■ **What you need to do**: Reproduce verbatim every line from the one that includes "OCR this image." to the closing line of the entries; omit everything before it.
+ + + + + + +
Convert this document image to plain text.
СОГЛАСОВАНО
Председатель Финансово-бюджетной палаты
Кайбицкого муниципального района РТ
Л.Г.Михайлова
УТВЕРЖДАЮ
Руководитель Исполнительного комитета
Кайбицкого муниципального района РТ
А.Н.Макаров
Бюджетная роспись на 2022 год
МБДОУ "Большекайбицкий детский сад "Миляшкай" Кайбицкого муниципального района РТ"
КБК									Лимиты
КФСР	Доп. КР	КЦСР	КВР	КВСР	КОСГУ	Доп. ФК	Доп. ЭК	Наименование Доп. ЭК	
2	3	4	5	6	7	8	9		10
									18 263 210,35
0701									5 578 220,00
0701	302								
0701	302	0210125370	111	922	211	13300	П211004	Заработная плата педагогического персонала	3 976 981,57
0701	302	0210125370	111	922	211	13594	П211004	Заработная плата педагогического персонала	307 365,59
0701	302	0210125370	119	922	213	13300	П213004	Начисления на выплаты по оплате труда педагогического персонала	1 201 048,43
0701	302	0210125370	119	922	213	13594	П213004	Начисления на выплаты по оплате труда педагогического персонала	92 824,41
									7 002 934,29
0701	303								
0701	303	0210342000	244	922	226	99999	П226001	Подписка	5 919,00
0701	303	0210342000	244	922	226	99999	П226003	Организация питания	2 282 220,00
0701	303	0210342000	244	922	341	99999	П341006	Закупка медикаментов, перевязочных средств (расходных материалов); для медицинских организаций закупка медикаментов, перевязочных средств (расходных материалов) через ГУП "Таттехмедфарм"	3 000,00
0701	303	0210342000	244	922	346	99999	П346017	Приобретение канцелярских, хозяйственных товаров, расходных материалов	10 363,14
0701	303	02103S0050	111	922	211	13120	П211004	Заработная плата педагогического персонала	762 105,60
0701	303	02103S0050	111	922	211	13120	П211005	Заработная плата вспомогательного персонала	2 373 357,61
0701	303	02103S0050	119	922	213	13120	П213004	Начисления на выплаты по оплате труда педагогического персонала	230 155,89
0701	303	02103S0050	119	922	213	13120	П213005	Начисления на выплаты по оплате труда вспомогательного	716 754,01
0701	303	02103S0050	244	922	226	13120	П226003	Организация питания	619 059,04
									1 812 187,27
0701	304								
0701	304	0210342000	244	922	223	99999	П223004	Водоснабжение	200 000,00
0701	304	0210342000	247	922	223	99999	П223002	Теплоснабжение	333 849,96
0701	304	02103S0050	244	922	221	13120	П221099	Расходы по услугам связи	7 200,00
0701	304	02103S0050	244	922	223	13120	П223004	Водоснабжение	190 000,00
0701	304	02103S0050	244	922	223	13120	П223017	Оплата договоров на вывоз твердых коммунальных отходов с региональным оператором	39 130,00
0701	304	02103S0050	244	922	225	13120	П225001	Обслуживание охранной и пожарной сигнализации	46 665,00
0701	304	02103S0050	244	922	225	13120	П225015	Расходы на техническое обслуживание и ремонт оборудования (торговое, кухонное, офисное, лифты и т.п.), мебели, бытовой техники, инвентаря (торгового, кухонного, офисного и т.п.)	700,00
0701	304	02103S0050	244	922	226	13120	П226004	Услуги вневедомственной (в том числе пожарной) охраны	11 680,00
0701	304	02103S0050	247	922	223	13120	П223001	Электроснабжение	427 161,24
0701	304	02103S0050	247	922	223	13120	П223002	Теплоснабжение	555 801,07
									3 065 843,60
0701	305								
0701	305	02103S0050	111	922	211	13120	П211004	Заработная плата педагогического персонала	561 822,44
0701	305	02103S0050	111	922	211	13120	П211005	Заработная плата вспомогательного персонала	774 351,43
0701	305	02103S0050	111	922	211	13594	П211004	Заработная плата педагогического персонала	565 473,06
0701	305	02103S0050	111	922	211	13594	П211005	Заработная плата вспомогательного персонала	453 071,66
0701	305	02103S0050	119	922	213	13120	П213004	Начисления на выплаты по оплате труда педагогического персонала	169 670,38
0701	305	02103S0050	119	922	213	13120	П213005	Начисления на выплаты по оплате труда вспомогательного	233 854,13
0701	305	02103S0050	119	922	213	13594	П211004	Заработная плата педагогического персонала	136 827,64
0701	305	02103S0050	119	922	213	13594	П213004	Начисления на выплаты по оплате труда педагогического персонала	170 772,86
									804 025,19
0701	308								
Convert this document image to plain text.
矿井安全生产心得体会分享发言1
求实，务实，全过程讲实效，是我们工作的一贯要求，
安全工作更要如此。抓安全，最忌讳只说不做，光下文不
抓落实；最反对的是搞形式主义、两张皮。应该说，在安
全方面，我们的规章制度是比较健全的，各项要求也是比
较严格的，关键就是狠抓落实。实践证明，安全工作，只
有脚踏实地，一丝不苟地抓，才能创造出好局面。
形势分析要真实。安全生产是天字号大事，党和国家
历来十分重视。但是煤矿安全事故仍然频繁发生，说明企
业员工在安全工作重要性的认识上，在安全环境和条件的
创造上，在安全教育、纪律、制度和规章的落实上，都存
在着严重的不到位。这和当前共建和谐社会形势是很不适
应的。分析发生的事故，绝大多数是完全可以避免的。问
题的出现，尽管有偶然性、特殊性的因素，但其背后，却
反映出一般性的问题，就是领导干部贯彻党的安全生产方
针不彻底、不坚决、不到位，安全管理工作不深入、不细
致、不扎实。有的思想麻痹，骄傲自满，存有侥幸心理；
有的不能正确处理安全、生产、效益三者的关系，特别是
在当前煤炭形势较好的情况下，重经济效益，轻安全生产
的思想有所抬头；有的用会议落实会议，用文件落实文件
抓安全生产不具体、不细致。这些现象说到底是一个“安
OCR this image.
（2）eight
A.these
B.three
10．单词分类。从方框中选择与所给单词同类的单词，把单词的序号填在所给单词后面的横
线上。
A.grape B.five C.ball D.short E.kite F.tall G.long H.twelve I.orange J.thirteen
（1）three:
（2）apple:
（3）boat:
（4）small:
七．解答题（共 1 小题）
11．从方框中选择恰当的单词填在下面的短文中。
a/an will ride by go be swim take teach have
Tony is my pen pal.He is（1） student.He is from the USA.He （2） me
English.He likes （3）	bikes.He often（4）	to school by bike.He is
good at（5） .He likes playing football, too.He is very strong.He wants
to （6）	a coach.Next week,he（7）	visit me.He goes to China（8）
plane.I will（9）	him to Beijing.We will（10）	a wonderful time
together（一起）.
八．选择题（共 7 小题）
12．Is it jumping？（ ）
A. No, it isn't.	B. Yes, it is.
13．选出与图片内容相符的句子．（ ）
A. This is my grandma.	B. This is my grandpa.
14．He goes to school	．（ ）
+ + + + + + +
■ **Solution for this problem**:
OCR this image.
（2）eight
A.these
B.three
10．单词分类。从方框中选择与所给单词同类的单词，把单词的序号填在所给单词后面的横
线上。
A.grape B.five C.ball D.short E.kite F.tall G.long H.twelve I.orange J.thirteen
（1）three:
（2）apple:
（3）boat:
（4）small:
七．解答题（共 1 小题）
11．从方框中选择恰当的单词填在下面的短文中。
a/an will ride by go be swim take teach have
Tony is my pen pal.He is（1） student.He is from the USA.He （2） me
English.He likes （3）	bikes.He often（4）	to school by bike.He is
good at（5） .He likes playing football, too.He is very strong.He wants
to （6）	a coach.Next week,he（7）	visit me.He goes to China（8）
plane.I will（9）	him to Beijing.We will（10）	a wonderful time
together（一起）.
八．选择题（共 7 小题）
12．Is it jumping？（ ）
A. No, it isn't.	B. Yes, it is.
13．选出与图片内容相符的句子．（ ）
A. This is my grandma.	B. This is my grandpa.
14．He goes to school	．（ ）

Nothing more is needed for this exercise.